• _EXERCISE DESCRIPTION_:
Output the data below in full, byte for byte. Nothing may differ.

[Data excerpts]
---+---

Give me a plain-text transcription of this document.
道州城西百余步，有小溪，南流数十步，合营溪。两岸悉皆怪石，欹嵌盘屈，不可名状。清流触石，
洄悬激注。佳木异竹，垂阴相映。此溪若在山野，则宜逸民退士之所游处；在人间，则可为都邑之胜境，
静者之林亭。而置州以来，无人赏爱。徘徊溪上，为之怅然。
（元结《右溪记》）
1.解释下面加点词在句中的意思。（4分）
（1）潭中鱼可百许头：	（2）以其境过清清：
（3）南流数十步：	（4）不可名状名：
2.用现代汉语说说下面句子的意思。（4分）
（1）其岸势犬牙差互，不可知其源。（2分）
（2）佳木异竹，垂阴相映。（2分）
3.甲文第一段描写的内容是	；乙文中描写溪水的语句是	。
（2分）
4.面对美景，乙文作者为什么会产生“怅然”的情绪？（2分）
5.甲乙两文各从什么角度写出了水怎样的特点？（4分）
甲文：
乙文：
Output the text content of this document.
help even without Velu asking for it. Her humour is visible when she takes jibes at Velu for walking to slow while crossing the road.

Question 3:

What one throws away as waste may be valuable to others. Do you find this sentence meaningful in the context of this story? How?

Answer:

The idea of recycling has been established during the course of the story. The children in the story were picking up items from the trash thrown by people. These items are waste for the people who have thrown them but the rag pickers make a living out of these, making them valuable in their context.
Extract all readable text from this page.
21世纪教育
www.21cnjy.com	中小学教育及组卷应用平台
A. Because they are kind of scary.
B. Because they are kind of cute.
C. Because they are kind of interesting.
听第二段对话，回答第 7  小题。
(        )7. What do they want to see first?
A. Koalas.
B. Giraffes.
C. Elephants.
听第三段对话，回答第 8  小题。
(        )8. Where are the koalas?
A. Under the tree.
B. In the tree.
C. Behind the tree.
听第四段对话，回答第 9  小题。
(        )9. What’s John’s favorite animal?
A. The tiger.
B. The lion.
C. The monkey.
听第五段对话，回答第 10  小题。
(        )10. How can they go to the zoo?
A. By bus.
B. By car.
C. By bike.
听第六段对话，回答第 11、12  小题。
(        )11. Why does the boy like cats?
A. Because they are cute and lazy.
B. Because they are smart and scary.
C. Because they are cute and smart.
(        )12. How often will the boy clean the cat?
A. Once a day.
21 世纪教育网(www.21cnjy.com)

---+---

• _OUTPUT FOR THIS EXERCISE_:
Give me a plain-text transcription of this document.
道州城西百余步，有小溪，南流数十步，合营溪。两岸悉皆怪石，欹嵌盘屈，不可名状。清流触石，
洄悬激注。佳木异竹，垂阴相映。此溪若在山野，则宜逸民退士之所游处；在人间，则可为都邑之胜境，
静者之林亭。而置州以来，无人赏爱。徘徊溪上，为之怅然。
（元结《右溪记》）
1.解释下面加点词在句中的意思。（4分）
（1）潭中鱼可百许头：	（2）以其境过清清：
（3）南流数十步：	（4）不可名状名：
2.用现代汉语说说下面句子的意思。（4分）
（1）其岸势犬牙差互，不可知其源。（2分）
（2）佳木异竹，垂阴相映。（2分）
3.甲文第一段描写的内容是	；乙文中描写溪水的语句是	。
（2分）
4.面对美景，乙文作者为什么会产生“怅然”的情绪？（2分）
5.甲乙两文各从什么角度写出了水怎样的特点？（4分）
甲文：
乙文：
Output the text content of this document.
help even without Velu asking for it. Her humour is visible when she takes jibes at Velu for walking to slow while crossing the road.

Question 3:

What one throws away as waste may be valuable to others. Do you find this sentence meaningful in the context of this story? How?

Answer:

The idea of recycling has been established during the course of the story. The children in the story were picking up items from the trash thrown by people. These items are waste for the people who have thrown them but the rag pickers make a living out of these, making them valuable in their context.
Extract all readable text from this page.
21世纪教育
www.21cnjy.com	中小学教育及组卷应用平台
A. Because they are kind of scary.
B. Because they are kind of cute.
C. Because they are kind of interesting.
听第二段对话，回答第 7  小题。
(        )7. What do they want to see first?
A. Koalas.
B. Giraffes.
C. Elephants.
听第三段对话，回答第 8  小题。
(        )8. Where are the koalas?
A. Under the tree.
B. In the tree.
C. Behind the tree.
听第四段对话，回答第 9  小题。
(        )9. What’s John’s favorite animal?
A. The tiger.
B. The lion.
C. The monkey.
听第五段对话，回答第 10  小题。
(        )10. How can they go to the zoo?
A. By bus.
B. By car.
C. By bike.
听第六段对话，回答第 11、12  小题。
(        )11. Why does the boy like cats?
A. Because they are cute and lazy.
B. Because they are smart and scary.
C. Because they are cute and smart.
(        )12. How often will the boy clean the cat?
A. Once a day.
21 世纪教育网(www.21cnjy.com)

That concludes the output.